### Aim
Report the count of lines where the string "climatology" appears, and nothing else.

### Structured figure records
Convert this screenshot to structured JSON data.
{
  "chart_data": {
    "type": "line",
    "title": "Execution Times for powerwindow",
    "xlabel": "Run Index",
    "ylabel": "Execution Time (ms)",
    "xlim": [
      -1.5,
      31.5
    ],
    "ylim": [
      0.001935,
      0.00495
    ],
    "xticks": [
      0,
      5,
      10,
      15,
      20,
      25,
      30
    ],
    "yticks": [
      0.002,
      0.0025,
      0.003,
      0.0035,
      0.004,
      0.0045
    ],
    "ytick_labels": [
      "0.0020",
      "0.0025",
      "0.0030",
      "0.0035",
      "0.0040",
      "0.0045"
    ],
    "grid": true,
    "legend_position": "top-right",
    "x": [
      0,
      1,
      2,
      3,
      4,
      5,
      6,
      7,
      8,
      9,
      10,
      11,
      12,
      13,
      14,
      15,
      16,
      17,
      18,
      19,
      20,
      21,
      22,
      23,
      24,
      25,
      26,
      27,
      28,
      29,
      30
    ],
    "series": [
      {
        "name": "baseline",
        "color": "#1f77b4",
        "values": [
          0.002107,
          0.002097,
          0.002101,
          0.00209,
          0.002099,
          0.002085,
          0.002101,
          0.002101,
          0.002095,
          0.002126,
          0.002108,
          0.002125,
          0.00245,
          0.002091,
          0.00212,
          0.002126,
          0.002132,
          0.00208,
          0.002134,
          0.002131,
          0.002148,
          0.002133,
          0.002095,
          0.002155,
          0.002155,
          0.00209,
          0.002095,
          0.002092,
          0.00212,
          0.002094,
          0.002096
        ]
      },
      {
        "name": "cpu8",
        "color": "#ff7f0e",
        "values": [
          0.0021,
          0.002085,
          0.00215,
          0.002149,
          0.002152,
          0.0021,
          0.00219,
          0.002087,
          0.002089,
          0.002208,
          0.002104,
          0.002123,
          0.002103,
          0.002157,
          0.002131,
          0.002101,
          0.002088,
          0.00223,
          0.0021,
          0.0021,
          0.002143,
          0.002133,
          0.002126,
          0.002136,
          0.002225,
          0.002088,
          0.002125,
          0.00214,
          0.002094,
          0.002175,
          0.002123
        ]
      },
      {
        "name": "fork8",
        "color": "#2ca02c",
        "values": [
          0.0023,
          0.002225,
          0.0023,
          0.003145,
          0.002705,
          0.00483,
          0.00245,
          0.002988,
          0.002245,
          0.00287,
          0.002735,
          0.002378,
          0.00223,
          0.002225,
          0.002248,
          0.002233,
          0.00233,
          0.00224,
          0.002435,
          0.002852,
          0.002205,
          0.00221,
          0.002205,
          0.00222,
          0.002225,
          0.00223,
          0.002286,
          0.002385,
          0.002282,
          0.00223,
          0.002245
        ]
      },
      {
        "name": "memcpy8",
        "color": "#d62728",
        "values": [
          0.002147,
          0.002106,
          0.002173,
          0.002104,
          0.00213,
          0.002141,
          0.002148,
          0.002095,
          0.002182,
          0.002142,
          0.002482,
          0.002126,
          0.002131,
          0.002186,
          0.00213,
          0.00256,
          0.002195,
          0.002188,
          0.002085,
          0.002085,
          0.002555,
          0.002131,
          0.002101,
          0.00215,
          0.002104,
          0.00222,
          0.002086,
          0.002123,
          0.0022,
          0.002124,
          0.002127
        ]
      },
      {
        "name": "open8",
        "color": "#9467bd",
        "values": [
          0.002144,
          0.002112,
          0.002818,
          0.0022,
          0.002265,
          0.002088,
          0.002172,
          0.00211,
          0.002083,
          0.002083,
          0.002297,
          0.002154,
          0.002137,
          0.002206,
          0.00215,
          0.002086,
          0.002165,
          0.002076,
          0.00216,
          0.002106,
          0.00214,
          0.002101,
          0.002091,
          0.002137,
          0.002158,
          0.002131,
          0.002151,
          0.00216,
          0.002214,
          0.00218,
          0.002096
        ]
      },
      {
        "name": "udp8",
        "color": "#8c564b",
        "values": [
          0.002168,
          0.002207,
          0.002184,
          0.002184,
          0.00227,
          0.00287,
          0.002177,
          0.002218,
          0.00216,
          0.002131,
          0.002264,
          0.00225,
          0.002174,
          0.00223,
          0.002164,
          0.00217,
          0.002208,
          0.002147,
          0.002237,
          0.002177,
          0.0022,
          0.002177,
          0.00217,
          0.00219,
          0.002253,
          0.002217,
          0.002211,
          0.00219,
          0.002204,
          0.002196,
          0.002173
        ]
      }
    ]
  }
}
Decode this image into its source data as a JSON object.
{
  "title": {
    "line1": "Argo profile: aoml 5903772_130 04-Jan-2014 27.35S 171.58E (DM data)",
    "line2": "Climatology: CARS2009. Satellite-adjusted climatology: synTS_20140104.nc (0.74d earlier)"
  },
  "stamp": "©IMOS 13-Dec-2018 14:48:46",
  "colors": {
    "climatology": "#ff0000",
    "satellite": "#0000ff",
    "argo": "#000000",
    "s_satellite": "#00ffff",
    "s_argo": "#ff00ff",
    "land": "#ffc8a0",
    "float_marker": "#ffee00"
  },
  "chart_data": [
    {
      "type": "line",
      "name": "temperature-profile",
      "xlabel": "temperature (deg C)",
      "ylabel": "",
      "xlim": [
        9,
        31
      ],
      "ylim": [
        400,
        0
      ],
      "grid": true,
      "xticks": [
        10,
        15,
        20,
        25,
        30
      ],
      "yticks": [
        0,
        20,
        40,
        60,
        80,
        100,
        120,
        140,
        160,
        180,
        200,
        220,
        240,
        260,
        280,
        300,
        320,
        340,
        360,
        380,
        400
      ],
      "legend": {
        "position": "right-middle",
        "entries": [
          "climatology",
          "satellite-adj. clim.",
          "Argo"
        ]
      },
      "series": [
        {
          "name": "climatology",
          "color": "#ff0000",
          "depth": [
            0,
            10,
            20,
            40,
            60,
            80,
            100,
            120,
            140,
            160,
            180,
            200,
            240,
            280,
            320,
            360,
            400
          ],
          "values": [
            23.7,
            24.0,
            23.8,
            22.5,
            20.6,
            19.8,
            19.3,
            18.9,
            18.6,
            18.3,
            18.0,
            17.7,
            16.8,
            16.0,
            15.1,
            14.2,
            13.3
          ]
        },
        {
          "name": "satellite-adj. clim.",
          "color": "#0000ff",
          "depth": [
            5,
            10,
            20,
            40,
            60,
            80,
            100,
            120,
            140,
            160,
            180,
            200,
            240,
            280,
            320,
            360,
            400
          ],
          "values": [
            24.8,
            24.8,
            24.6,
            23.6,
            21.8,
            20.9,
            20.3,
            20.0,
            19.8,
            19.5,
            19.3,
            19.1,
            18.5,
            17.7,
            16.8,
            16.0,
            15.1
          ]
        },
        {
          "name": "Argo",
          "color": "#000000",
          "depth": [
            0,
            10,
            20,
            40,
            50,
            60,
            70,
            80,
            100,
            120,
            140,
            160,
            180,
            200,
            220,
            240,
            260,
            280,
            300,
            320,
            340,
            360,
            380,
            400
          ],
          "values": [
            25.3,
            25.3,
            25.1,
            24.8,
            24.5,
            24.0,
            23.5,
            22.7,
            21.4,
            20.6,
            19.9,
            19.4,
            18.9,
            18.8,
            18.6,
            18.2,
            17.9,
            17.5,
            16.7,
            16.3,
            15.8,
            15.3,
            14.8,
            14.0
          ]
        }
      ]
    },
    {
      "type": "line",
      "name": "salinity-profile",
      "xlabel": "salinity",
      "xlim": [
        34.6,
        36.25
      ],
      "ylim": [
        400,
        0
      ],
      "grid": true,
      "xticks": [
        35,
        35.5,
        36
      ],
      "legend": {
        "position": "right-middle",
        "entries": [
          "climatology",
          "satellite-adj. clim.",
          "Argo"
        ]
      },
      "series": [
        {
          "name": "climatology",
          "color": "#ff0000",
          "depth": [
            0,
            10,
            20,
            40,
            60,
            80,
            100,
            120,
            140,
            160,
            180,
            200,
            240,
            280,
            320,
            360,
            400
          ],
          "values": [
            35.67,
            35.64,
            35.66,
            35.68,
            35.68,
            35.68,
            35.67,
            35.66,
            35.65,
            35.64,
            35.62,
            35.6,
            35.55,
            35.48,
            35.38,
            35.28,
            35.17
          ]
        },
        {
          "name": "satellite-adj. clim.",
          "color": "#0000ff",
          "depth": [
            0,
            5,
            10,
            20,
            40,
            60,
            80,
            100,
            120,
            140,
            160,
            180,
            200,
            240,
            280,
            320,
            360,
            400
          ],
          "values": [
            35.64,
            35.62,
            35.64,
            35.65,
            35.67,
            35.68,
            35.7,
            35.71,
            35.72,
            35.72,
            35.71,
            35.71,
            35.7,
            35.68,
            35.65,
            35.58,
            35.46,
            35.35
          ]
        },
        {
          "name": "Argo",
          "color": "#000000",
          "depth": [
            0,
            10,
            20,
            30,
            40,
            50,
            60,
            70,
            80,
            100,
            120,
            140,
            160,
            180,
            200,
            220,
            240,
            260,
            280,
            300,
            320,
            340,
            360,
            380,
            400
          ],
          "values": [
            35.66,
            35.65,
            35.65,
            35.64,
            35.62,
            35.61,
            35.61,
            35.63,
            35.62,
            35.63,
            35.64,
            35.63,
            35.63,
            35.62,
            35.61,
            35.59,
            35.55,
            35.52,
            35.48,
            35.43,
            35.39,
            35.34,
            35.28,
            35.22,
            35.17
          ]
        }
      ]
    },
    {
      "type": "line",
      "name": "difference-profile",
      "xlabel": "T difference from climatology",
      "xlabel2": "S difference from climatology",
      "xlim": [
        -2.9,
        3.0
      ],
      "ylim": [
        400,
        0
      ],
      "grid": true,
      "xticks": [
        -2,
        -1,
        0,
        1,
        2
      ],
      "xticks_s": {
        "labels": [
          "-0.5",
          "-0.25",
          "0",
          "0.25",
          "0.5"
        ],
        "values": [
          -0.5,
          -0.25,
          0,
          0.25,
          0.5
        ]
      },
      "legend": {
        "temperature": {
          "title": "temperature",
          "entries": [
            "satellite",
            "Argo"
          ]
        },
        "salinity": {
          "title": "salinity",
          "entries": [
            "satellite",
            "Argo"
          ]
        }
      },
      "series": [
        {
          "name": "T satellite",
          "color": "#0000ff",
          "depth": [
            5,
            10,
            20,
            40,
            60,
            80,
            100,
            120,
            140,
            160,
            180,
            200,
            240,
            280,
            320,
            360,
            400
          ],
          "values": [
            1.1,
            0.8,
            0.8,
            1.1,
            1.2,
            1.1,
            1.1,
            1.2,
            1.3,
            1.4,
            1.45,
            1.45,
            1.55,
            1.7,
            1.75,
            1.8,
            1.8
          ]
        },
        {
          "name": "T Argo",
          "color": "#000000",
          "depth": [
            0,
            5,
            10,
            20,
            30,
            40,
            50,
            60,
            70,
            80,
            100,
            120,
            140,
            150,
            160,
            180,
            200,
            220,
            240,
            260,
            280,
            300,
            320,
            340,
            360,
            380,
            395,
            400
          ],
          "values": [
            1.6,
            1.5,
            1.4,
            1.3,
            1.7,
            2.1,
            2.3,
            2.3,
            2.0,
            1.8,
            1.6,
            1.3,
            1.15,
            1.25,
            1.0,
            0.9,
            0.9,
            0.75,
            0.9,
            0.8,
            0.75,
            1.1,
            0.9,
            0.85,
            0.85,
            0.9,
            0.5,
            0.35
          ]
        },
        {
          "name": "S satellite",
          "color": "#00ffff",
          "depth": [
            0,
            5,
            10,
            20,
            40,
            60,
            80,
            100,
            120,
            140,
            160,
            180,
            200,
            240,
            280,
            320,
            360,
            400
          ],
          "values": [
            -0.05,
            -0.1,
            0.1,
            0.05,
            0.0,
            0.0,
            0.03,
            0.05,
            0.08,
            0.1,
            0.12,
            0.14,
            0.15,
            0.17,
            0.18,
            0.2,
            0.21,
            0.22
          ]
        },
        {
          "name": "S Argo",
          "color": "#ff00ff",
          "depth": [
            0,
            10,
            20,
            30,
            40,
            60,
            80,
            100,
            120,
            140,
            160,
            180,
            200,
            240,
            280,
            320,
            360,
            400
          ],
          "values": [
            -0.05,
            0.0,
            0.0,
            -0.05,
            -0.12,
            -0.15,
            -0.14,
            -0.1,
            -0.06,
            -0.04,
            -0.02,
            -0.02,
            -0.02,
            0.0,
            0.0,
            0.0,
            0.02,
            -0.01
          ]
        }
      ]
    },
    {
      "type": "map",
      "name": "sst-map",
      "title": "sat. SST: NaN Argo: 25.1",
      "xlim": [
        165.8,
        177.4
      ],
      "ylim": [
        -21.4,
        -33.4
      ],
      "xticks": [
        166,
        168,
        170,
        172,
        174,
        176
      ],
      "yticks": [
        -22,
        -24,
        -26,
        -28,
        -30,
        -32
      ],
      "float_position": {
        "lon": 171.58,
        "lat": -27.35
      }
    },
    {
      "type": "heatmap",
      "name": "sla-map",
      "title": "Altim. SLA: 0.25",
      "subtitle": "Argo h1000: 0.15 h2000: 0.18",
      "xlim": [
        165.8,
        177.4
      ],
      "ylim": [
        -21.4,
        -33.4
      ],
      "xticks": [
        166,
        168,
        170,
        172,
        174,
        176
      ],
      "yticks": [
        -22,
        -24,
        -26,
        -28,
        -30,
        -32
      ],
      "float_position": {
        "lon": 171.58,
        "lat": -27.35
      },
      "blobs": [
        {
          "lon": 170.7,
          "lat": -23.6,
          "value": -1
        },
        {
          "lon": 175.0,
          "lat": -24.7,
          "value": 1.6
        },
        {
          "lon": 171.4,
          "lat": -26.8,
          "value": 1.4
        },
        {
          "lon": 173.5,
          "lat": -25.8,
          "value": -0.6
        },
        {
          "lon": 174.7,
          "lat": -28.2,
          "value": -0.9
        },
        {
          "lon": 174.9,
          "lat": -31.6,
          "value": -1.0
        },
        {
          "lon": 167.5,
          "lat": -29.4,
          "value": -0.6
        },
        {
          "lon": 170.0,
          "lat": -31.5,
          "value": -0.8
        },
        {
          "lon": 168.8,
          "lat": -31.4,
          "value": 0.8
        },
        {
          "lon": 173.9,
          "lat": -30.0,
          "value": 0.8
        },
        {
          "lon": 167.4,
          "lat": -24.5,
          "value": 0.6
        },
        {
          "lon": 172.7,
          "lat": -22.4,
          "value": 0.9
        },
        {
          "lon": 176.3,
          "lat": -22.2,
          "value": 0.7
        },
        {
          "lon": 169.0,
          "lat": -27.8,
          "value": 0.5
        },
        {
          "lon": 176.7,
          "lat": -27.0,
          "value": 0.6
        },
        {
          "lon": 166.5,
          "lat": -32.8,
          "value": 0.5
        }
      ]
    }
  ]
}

### Finished exercise
8